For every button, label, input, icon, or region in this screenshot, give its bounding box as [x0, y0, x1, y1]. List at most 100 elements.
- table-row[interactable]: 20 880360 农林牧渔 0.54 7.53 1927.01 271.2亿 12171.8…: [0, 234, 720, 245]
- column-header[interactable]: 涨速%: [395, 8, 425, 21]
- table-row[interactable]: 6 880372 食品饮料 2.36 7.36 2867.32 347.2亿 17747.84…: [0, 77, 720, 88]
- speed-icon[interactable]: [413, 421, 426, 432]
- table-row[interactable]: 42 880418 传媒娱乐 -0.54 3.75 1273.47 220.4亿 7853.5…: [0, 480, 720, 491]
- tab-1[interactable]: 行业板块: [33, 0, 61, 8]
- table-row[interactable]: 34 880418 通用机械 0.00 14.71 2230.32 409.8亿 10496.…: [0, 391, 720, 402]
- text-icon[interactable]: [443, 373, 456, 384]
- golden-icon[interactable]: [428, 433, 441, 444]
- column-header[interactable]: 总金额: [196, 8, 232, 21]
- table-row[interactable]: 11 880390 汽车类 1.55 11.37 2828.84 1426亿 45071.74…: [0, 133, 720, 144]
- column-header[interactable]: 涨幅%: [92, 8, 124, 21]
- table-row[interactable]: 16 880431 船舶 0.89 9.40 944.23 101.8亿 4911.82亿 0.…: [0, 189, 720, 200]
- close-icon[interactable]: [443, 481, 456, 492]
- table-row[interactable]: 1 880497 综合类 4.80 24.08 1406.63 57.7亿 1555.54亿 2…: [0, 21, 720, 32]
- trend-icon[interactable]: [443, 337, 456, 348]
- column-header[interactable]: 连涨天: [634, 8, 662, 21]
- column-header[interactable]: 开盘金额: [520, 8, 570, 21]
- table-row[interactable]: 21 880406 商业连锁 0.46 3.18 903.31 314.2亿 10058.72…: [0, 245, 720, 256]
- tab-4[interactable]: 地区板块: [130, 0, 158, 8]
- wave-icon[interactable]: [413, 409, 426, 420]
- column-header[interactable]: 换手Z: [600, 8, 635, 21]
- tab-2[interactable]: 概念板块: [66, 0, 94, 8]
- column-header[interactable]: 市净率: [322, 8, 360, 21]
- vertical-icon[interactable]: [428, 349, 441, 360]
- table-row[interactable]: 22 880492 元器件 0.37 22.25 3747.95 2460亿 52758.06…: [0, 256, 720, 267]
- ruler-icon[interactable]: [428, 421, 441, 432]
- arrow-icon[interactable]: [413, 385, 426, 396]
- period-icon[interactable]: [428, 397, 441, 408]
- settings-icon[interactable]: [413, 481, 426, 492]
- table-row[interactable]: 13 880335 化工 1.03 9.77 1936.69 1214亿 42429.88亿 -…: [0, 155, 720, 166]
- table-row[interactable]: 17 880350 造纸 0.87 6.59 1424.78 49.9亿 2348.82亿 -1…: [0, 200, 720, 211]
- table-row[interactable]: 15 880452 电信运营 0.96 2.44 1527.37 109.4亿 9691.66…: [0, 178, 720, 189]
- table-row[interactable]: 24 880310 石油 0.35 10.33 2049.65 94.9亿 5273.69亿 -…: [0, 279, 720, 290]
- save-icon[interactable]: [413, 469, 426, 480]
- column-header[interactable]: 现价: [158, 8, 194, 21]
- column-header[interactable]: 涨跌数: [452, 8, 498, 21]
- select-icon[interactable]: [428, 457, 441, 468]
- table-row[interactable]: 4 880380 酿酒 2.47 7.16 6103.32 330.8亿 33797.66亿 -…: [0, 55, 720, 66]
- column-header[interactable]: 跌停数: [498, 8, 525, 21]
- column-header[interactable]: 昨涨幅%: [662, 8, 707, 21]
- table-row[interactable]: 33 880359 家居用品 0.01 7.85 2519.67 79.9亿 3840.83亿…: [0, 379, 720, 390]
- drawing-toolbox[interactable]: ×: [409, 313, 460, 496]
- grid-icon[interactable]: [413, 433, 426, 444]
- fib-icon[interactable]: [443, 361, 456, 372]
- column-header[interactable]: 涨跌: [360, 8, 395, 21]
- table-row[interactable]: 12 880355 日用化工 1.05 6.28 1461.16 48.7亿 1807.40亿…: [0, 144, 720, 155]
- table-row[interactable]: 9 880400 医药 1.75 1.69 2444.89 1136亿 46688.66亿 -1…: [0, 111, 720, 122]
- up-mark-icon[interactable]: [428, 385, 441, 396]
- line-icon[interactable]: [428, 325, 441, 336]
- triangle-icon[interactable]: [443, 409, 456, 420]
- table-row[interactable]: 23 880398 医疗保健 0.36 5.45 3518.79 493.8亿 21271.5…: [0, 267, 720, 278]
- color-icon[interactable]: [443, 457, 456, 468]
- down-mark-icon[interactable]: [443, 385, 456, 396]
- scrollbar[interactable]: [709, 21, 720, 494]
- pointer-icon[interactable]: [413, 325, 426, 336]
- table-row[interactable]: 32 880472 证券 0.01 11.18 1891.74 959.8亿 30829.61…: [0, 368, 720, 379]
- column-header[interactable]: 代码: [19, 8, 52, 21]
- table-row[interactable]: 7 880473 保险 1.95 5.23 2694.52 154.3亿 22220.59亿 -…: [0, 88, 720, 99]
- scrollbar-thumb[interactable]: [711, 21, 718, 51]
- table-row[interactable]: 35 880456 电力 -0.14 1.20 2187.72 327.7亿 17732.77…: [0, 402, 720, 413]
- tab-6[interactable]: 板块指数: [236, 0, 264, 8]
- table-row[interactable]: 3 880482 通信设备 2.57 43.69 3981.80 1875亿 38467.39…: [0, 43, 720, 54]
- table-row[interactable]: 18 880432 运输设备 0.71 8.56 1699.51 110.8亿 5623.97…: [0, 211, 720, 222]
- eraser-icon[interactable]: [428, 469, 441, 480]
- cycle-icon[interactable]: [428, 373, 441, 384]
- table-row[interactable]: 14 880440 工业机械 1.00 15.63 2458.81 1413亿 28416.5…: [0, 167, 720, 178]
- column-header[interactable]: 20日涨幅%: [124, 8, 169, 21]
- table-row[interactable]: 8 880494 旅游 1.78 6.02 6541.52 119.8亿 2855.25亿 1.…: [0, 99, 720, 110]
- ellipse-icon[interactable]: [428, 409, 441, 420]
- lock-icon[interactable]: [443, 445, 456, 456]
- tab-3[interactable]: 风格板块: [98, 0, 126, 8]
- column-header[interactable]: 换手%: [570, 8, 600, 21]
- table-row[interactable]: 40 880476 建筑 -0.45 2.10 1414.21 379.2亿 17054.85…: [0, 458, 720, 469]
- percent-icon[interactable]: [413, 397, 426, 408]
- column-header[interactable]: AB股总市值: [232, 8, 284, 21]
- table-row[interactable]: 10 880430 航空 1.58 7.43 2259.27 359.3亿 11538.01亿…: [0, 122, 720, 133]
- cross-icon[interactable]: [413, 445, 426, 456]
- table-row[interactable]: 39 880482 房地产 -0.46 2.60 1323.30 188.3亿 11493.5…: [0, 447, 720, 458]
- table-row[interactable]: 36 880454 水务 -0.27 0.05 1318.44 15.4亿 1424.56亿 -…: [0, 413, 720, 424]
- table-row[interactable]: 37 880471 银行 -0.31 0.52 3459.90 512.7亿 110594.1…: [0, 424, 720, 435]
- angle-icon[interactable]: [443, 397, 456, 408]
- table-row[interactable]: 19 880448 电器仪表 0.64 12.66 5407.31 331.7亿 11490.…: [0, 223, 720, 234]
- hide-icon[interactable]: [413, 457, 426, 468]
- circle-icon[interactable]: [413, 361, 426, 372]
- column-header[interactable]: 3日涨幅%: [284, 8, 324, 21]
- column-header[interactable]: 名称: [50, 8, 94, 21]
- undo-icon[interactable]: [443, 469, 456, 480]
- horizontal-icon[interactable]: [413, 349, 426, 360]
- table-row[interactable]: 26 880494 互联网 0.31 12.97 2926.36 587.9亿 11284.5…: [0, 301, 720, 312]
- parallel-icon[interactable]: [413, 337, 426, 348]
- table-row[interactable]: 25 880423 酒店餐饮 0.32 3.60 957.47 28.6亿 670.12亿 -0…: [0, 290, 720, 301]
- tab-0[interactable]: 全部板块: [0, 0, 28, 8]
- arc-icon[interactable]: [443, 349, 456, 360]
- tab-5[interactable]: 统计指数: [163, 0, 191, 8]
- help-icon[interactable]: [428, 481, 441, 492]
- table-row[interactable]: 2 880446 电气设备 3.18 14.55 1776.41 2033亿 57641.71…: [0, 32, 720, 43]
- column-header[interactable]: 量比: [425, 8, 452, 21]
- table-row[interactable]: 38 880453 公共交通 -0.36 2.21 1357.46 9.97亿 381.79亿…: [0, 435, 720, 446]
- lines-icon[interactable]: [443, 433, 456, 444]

+++

■ **SET EXERCISE**
Rename "column-header" to "table-header" throughout the part of the listing that opens with its first line and closes with the line containing "- table-row[interactable]: 13", then give those lines again with all else unchanged.

■ **WRITTEN SOLUTION**
For every button, label, input, icon, or region in this screenshot, give its bounding box as [x0, y0, x1, y1]. List at most 100 elements.
- table-row[interactable]: 20 880360 农林牧渔 0.54 7.53 1927.01 271.2亿 12171.8…: [0, 234, 720, 245]
- table-header[interactable]: 涨速%: [395, 8, 425, 21]
- table-row[interactable]: 6 880372 食品饮料 2.36 7.36 2867.32 347.2亿 17747.84…: [0, 77, 720, 88]
- speed-icon[interactable]: [413, 421, 426, 432]
- table-row[interactable]: 42 880418 传媒娱乐 -0.54 3.75 1273.47 220.4亿 7853.5…: [0, 480, 720, 491]
- tab-1[interactable]: 行业板块: [33, 0, 61, 8]
- table-row[interactable]: 34 880418 通用机械 0.00 14.71 2230.32 409.8亿 10496.…: [0, 391, 720, 402]
- text-icon[interactable]: [443, 373, 456, 384]
- golden-icon[interactable]: [428, 433, 441, 444]
- table-header[interactable]: 总金额: [196, 8, 232, 21]
- table-row[interactable]: 11 880390 汽车类 1.55 11.37 2828.84 1426亿 45071.74…: [0, 133, 720, 144]
- table-header[interactable]: 涨幅%: [92, 8, 124, 21]
- table-row[interactable]: 16 880431 船舶 0.89 9.40 944.23 101.8亿 4911.82亿 0.…: [0, 189, 720, 200]
- close-icon[interactable]: [443, 481, 456, 492]
- table-row[interactable]: 1 880497 综合类 4.80 24.08 1406.63 57.7亿 1555.54亿 2…: [0, 21, 720, 32]
- trend-icon[interactable]: [443, 337, 456, 348]
- table-header[interactable]: 连涨天: [634, 8, 662, 21]
- table-header[interactable]: 开盘金额: [520, 8, 570, 21]
- table-row[interactable]: 21 880406 商业连锁 0.46 3.18 903.31 314.2亿 10058.72…: [0, 245, 720, 256]
- tab-4[interactable]: 地区板块: [130, 0, 158, 8]
- wave-icon[interactable]: [413, 409, 426, 420]
- table-header[interactable]: 换手Z: [600, 8, 635, 21]
- tab-2[interactable]: 概念板块: [66, 0, 94, 8]
- table-header[interactable]: 市净率: [322, 8, 360, 21]
- vertical-icon[interactable]: [428, 349, 441, 360]
- table-row[interactable]: 22 880492 元器件 0.37 22.25 3747.95 2460亿 52758.06…: [0, 256, 720, 267]
- ruler-icon[interactable]: [428, 421, 441, 432]
- arrow-icon[interactable]: [413, 385, 426, 396]
- period-icon[interactable]: [428, 397, 441, 408]
- settings-icon[interactable]: [413, 481, 426, 492]
- table-row[interactable]: 13 880335 化工 1.03 9.77 1936.69 1214亿 42429.88亿 -…: [0, 155, 720, 166]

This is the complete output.